(STATED TASK): Reproduce the listing verbatim.

[start DATA IN THIS EXERCISE]

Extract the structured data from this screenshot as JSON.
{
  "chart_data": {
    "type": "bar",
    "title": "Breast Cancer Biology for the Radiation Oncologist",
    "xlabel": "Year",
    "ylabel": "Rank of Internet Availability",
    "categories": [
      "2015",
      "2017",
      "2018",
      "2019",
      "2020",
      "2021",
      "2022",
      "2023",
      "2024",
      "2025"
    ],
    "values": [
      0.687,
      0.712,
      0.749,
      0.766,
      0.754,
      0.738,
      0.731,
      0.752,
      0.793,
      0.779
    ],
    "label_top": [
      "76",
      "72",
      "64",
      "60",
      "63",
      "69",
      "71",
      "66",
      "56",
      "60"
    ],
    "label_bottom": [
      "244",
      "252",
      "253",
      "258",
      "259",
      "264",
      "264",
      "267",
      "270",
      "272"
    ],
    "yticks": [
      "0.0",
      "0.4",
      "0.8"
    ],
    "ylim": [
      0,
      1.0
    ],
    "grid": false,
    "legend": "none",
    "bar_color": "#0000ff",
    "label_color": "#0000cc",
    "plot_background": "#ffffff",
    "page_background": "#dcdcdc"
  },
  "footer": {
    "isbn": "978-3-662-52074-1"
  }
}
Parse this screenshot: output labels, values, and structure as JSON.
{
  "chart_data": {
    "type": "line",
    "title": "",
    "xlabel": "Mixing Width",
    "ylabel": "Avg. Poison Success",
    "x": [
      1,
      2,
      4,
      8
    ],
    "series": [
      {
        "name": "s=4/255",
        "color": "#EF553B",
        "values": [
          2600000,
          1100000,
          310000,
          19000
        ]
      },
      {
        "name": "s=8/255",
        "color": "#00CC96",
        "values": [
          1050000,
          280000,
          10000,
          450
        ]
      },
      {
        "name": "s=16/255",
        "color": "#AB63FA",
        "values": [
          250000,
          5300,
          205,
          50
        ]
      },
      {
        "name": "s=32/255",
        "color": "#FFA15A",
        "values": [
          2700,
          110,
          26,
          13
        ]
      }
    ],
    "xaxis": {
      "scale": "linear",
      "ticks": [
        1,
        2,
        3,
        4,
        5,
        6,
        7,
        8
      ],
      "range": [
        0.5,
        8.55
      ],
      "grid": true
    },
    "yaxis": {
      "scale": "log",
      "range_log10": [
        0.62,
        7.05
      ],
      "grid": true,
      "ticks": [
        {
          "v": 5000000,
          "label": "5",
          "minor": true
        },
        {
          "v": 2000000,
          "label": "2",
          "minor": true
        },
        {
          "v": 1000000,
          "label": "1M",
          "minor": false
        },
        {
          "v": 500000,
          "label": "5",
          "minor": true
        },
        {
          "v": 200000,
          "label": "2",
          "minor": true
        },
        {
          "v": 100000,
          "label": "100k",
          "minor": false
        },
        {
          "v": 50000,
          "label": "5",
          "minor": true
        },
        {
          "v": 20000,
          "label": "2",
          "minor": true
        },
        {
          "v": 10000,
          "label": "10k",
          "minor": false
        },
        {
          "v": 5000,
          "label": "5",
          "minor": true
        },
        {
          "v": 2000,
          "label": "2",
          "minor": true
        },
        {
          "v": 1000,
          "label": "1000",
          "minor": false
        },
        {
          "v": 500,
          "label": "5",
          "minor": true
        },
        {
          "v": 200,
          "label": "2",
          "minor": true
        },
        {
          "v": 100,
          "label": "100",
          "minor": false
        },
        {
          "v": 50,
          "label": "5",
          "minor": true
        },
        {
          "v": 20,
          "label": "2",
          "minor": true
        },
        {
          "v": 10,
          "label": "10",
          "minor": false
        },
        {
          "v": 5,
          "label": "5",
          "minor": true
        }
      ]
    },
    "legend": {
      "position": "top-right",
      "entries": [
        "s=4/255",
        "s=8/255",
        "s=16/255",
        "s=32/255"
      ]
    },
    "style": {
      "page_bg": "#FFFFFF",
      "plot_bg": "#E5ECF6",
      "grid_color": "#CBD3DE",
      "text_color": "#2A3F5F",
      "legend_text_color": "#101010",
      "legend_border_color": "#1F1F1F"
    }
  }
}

[end DATA IN THIS EXERCISE]

(RESULT FOR THIS EXERCISE):
Extract the structured data from this screenshot as JSON.
{
  "chart_data": {
    "type": "bar",
    "title": "Breast Cancer Biology for the Radiation Oncologist",
    "xlabel": "Year",
    "ylabel": "Rank of Internet Availability",
    "categories": [
      "2015",
      "2017",
      "2018",
      "2019",
      "2020",
      "2021",
      "2022",
      "2023",
      "2024",
      "2025"
    ],
    "values": [
      0.687,
      0.712,
      0.749,
      0.766,
      0.754,
      0.738,
      0.731,
      0.752,
      0.793,
      0.779
    ],
    "label_top": [
      "76",
      "72",
      "64",
      "60",
      "63",
      "69",
      "71",
      "66",
      "56",
      "60"
    ],
    "label_bottom": [
      "244",
      "252",
      "253",
      "258",
      "259",
      "264",
      "264",
      "267",
      "270",
      "272"
    ],
    "yticks": [
      "0.0",
      "0.4",
      "0.8"
    ],
    "ylim": [
      0,
      1.0
    ],
    "grid": false,
    "legend": "none",
    "bar_color": "#0000ff",
    "label_color": "#0000cc",
    "plot_background": "#ffffff",
    "page_background": "#dcdcdc"
  },
  "footer": {
    "isbn": "978-3-662-52074-1"
  }
}
Parse this screenshot: output labels, values, and structure as JSON.
{
  "chart_data": {
    "type": "line",
    "title": "",
    "xlabel": "Mixing Width",
    "ylabel": "Avg. Poison Success",
    "x": [
      1,
      2,
      4,
      8
    ],
    "series": [
      {
        "name": "s=4/255",
        "color": "#EF553B",
        "values": [
          2600000,
          1100000,
          310000,
          19000
        ]
      },
      {
        "name": "s=8/255",
        "color": "#00CC96",
        "values": [
          1050000,
          280000,
          10000,
          450
        ]
      },
      {
        "name": "s=16/255",
        "color": "#AB63FA",
        "values": [
          250000,
          5300,
          205,
          50
        ]
      },
      {
        "name": "s=32/255",
        "color": "#FFA15A",
        "values": [
          2700,
          110,
          26,
          13
        ]
      }
    ],
    "xaxis": {
      "scale": "linear",
      "ticks": [
        1,
        2,
        3,
        4,
        5,
        6,
        7,
        8
      ],
      "range": [
        0.5,
        8.55
      ],
      "grid": true
    },
    "yaxis": {
      "scale": "log",
      "range_log10": [
        0.62,
        7.05
      ],
      "grid": true,
      "ticks": [
        {
          "v": 5000000,
          "label": "5",
          "minor": true
        },
        {
          "v": 2000000,
          "label": "2",
          "minor": true
        },
        {
          "v": 1000000,
          "label": "1M",
          "minor": false
        },
        {
          "v": 500000,
          "label": "5",
          "minor": true
        },
        {
          "v": 200000,
          "label": "2",
          "minor": true
        },
        {
          "v": 100000,
          "label": "100k",
          "minor": false
        },
        {
          "v": 50000,
          "label": "5",
          "minor": true
        },
        {
          "v": 20000,
          "label": "2",
          "minor": true
        },
        {
          "v": 10000,
          "label": "10k",
          "minor": false
        },
        {
          "v": 5000,
          "label": "5",
          "minor": true
        },
        {
          "v": 2000,
          "label": "2",
          "minor": true
        },
        {
          "v": 1000,
          "label": "1000",
          "minor": false
        },
        {
          "v": 500,
          "label": "5",
          "minor": true
        },
        {
          "v": 200,
          "label": "2",
          "minor": true
        },
        {
          "v": 100,
          "label": "100",
          "minor": false
        },
        {
          "v": 50,
          "label": "5",
          "minor": true
        },
        {
          "v": 20,
          "label": "2",
          "minor": true
        },
        {
          "v": 10,
          "label": "10",
          "minor": false
        },
        {
          "v": 5,
          "label": "5",
          "minor": true
        }
      ]
    },
    "legend": {
      "position": "top-right",
      "entries": [
        "s=4/255",
        "s=8/255",
        "s=16/255",
        "s=32/255"
      ]
    },
    "style": {
      "page_bg": "#FFFFFF",
      "plot_bg": "#E5ECF6",
      "grid_color": "#CBD3DE",
      "text_color": "#2A3F5F",
      "legend_text_color": "#101010",
      "legend_border_color": "#1F1F1F"
    }
  }
}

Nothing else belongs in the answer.